◆ Exercise details
Filter the listing below, copying every line in which the word "pertama" appears.

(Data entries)
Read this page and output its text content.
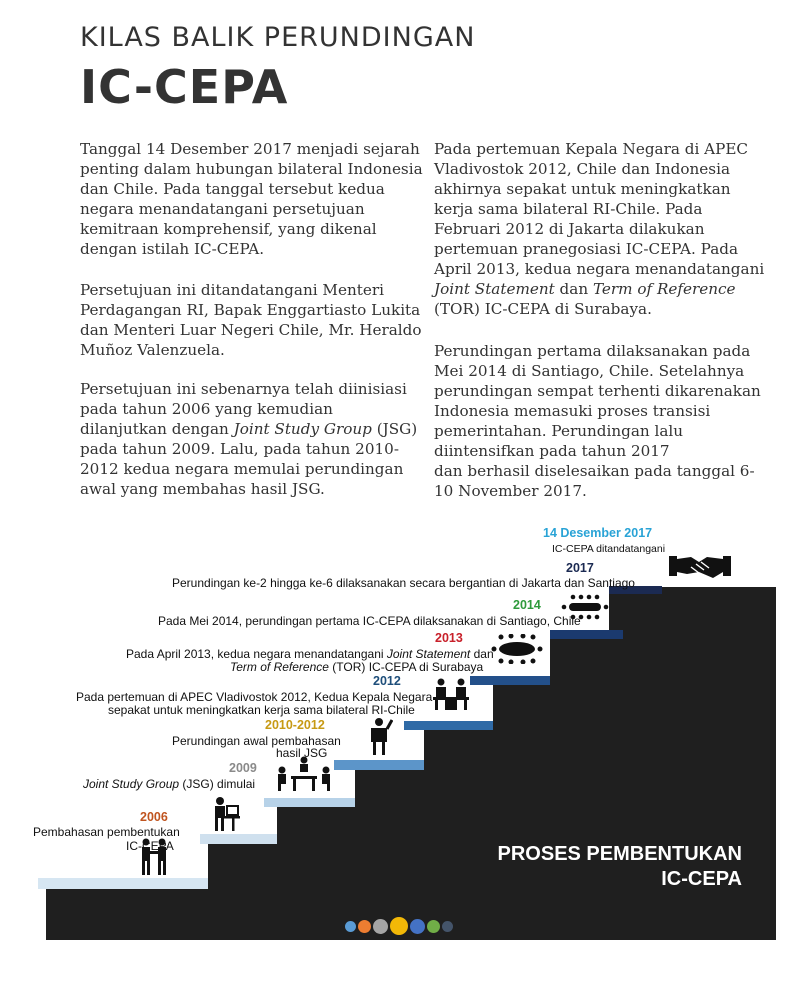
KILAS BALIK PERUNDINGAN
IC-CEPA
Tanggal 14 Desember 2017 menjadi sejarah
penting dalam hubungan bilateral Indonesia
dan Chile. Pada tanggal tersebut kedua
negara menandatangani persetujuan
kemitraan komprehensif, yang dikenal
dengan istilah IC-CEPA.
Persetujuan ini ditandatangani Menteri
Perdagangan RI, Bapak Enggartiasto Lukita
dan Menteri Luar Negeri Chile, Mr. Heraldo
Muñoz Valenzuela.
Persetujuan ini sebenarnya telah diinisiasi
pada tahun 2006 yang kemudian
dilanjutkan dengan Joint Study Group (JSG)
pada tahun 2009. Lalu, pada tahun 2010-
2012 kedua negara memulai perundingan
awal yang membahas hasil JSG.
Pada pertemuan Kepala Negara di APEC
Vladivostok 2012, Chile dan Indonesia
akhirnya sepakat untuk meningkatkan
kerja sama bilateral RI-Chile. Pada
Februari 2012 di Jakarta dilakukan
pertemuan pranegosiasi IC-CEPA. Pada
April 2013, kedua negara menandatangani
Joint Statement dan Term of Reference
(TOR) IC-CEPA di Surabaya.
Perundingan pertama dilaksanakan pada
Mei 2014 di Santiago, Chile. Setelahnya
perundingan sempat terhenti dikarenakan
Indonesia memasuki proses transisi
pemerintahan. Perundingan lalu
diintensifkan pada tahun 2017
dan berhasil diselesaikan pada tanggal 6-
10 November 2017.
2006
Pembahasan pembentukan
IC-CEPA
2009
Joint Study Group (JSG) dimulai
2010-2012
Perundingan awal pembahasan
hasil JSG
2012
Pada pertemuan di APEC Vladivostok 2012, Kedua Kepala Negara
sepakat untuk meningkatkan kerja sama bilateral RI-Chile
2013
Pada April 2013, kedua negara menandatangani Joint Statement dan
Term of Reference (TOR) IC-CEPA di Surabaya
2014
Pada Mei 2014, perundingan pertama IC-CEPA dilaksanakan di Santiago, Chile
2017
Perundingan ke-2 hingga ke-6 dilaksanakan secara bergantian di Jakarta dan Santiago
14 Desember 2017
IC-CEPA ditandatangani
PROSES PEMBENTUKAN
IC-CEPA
...
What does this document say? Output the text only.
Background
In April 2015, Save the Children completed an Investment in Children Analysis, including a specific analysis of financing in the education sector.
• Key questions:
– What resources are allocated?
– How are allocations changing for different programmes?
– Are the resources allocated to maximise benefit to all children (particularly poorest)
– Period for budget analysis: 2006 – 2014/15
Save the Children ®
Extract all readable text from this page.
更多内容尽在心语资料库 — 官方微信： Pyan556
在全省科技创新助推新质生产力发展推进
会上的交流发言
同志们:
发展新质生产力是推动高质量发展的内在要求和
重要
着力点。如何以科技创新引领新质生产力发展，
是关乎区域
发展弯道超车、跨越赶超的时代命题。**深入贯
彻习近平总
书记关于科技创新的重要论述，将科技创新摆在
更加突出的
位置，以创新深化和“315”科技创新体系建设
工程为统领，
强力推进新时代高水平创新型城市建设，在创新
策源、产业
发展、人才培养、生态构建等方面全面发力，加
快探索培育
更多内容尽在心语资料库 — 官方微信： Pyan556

◆ Complete answer
Perundingan pertama dilaksanakan pada
Pada Mei 2014, perundingan pertama IC-CEPA dilaksanakan di Santiago, Chile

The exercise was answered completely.